## [Brano da leggere]
Cathy Freeman ai blocchi di partenza (© Ian-ThePaperboy.com)

Cathy Freeman ai blocchi di partenza (© Ian-ThePaperboy.com)

 

Catherine Astrid Salome Freeman nasce il 16 febbraio 1973 a Mackay, nel Queensland. Il nome Catherine deriva dal greco e significa “purezza”; Astrid deriva dal tedesco e significa “stella”; “Salome” in ebraico significa “pace”. Il cognome Freeman tradotto in italiano suona come “uomo libero”. Una singolare etimologia lega la ragazza, aborigena, figlia diretta della storia di discriminazioni e massacri che costella le relazioni tra i bianchi e i neri nel Continente Australe, al futuro di successo sportivo e alla visibilità mediatica che la aspetta. Con la serena innocenza dei predestinati, Catherine Astrid Salome Freeman porta una promessa di riconciliazione nel nome.

Ma il cammino è lungo, non bastano quattrocento metri.

La Freeman entra nella leggenda all’Olimpiade di Atlanta, quando diventa la prima aborigena a vincere una medaglia, argento al secondo posto dietro alla francese Marie-José Pérec, sua acerrima avversaria degli anni Novanta. La sfida sarà sempre tra di loro: la Pérec vince i Mondiali di Göteborg nel 1995, la Freeman è al quarto posto, la Pérec bissa l’oro nei 200 m e nei 400 m ad Atlanta; i Mondiali del 1997 e del 1999 sono della Freeman, ma la Pérec non gareggia. Il confronto torna a Sydney 2000 ma non ci sarà.

La vittoria più bella

Cathy Freeman ha già uno storico primato: a sedici anni è stata la prima aborigena a vincere i Giochi del Commonwealth. A ventisette anni la consacrazione a Sydney, migliorando l’argento di Atlanta con l’oro nei 400 m. L’Australia la soprannomina “la nostra Cathy”, facendola entrare in una storia che era sempre stata negata ai neri down under. Fino al 1966, ai bambini aborigeni era vietato l’accesso alle piscine pubbliche. Catherine alla scuola elementare aveva assistito alle premiazioni di bambine bianche in una gara in cui lei era stata migliore. E sua nonna era una bambina della “generazione rubata”, strappata alla famiglia d’origine per essere cresciuta tra i bianchi. Di qui, la via della “riconciliazione” aborigena intrapresa dal Governo australiano, una strada purtroppo piena di sangue e pregiudizi sociali, culturali e, non in ultimo, tribali. Bisognerà aspettare il 1967 affinché la popolazione aborigena sia ufficialmente censita come australiana. Bisognerà aspettare il 2008 affinché il Governo porga le scuse ufficiali alla popolazione aborigena.

## [Dati forniti]

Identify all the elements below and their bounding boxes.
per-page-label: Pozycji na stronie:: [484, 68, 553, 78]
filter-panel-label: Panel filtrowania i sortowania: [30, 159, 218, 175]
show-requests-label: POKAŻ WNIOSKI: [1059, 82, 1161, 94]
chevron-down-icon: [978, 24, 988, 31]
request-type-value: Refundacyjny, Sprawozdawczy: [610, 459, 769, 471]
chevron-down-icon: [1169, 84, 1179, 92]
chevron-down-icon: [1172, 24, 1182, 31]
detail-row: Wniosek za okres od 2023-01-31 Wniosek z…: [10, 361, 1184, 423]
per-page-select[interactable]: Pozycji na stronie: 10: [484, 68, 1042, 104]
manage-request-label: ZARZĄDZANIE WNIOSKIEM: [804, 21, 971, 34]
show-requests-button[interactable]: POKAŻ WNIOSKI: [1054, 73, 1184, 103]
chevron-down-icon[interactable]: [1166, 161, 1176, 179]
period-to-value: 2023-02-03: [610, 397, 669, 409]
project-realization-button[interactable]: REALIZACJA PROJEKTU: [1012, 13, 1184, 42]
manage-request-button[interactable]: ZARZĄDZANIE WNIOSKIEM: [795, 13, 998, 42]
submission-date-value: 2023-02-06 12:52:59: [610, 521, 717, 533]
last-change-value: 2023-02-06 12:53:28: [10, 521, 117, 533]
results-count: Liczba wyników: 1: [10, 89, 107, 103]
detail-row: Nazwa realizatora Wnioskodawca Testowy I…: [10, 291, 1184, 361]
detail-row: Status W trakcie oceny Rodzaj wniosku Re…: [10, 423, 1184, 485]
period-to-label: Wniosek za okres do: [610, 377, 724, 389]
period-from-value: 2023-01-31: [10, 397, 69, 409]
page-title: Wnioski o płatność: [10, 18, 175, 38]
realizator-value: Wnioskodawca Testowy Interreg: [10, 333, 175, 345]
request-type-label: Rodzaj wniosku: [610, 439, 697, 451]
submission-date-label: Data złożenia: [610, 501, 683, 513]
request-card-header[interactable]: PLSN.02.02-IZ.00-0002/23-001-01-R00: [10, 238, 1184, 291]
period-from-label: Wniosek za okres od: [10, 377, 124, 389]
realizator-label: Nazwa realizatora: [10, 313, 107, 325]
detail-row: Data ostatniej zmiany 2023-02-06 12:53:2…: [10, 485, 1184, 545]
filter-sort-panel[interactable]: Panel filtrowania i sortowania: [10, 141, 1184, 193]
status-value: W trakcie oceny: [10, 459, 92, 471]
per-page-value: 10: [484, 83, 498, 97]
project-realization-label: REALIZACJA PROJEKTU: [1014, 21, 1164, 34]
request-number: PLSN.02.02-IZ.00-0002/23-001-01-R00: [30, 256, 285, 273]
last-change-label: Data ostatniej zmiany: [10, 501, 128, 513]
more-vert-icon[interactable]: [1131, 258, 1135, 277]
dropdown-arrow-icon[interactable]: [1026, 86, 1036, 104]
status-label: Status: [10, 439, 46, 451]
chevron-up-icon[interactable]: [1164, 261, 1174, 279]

## [Compito da svolgere]
Traduci in inglese questa frase del brano su Cathy Freeman: "Bisognerà aspettare il 2008 affinché il Governo porga le scuse ufficiali alla popolazione aborigena."

## [Risposta all'esercizio]
It would take until 2008 for the Government to offer an official apology to the Aboriginal population.